Task prompt:
Write out all the entries word for word, but skip any images.

Recorded data:
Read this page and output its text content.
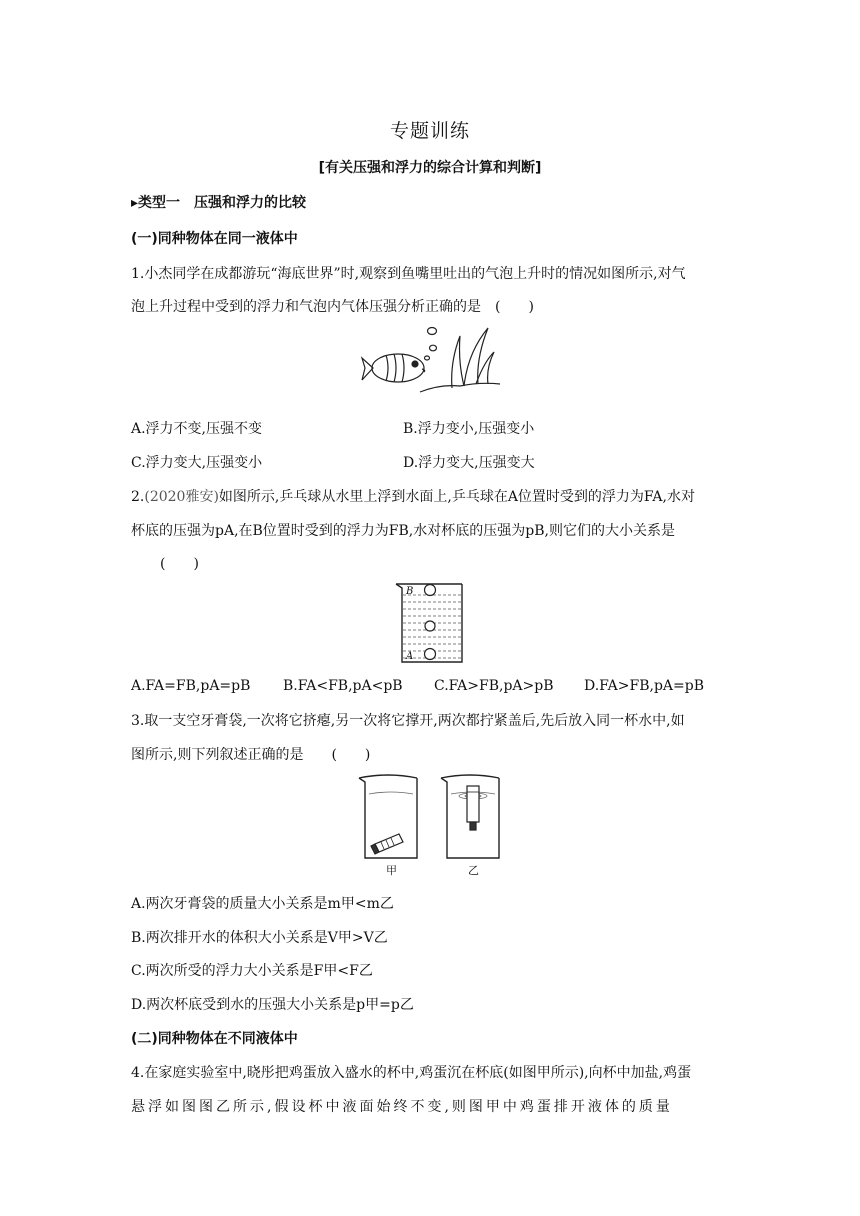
专题训练
[有关压强和浮力的综合计算和判断]
▸类型一　压强和浮力的比较
(一)同种物体在同一液体中
1.小杰同学在成都游玩“海底世界”时,观察到鱼嘴里吐出的气泡上升时的情况如图所示,对气
泡上升过程中受到的浮力和气泡内气体压强分析正确的是　(　　)
A.浮力不变,压强不变	B.浮力变小,压强变小
C.浮力变大,压强变小	D.浮力变大,压强变大
2.(2020雅安)如图所示,乒乓球从水里上浮到水面上,乒乓球在A位置时受到的浮力为FA,水对
杯底的压强为pA,在B位置时受到的浮力为FB,水对杯底的压强为pB,则它们的大小关系是
(　　)
B
A
A.FA=FB,pA=pB B.FA<FB,pA<pB C.FA>FB,pA>pB D.FA>FB,pA=pB
3.取一支空牙膏袋,一次将它挤瘪,另一次将它撑开,两次都拧紧盖后,先后放入同一杯水中,如
图所示,则下列叙述正确的是　　(　　)
甲	乙
A.两次牙膏袋的质量大小关系是m甲<m乙
B.两次排开水的体积大小关系是V甲>V乙
C.两次所受的浮力大小关系是F甲<F乙
D.两次杯底受到水的压强大小关系是p甲=p乙
(二)同种物体在不同液体中
4.在家庭实验室中,晓彤把鸡蛋放入盛水的杯中,鸡蛋沉在杯底(如图甲所示),向杯中加盐,鸡蛋
悬浮如图图乙所示,假设杯中液面始终不变,则图甲中鸡蛋排开液体的质量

Task response:
Read this page and output its text content.
专题训练
[有关压强和浮力的综合计算和判断]
▸类型一　压强和浮力的比较
(一)同种物体在同一液体中
1.小杰同学在成都游玩“海底世界”时,观察到鱼嘴里吐出的气泡上升时的情况如图所示,对气
泡上升过程中受到的浮力和气泡内气体压强分析正确的是　(　　)
A.浮力不变,压强不变	B.浮力变小,压强变小
C.浮力变大,压强变小	D.浮力变大,压强变大
2.(2020雅安)如图所示,乒乓球从水里上浮到水面上,乒乓球在A位置时受到的浮力为FA,水对
杯底的压强为pA,在B位置时受到的浮力为FB,水对杯底的压强为pB,则它们的大小关系是
(　　)
B
A
A.FA=FB,pA=pB B.FA<FB,pA<pB C.FA>FB,pA>pB D.FA>FB,pA=pB
3.取一支空牙膏袋,一次将它挤瘪,另一次将它撑开,两次都拧紧盖后,先后放入同一杯水中,如
图所示,则下列叙述正确的是　　(　　)
甲	乙
A.两次牙膏袋的质量大小关系是m甲<m乙
B.两次排开水的体积大小关系是V甲>V乙
C.两次所受的浮力大小关系是F甲<F乙
D.两次杯底受到水的压强大小关系是p甲=p乙
(二)同种物体在不同液体中
4.在家庭实验室中,晓彤把鸡蛋放入盛水的杯中,鸡蛋沉在杯底(如图甲所示),向杯中加盐,鸡蛋
悬浮如图图乙所示,假设杯中液面始终不变,则图甲中鸡蛋排开液体的质量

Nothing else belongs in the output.